### Data extract:

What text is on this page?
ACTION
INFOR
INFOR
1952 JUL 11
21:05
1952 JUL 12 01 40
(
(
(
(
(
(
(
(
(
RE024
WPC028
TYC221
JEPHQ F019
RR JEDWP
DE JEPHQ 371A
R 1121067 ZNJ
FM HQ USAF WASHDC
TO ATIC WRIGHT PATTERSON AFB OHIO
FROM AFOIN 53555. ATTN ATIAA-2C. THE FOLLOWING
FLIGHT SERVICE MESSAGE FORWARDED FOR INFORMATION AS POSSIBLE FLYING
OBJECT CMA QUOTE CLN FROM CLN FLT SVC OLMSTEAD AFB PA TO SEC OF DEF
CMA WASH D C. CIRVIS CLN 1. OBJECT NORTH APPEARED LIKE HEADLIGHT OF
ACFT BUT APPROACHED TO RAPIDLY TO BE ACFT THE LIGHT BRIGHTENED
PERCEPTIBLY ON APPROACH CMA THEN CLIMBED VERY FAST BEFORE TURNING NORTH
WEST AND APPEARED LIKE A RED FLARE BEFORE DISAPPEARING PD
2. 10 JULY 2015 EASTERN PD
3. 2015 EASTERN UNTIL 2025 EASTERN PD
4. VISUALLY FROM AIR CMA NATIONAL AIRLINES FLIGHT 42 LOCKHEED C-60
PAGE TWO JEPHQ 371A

### Written task:
Every line in the data above that contains "EASTERN" needs to be copied.

### Result for this exercise:
2. 10 JULY 2015 EASTERN PD
3. 2015 EASTERN UNTIL 2025 EASTERN PD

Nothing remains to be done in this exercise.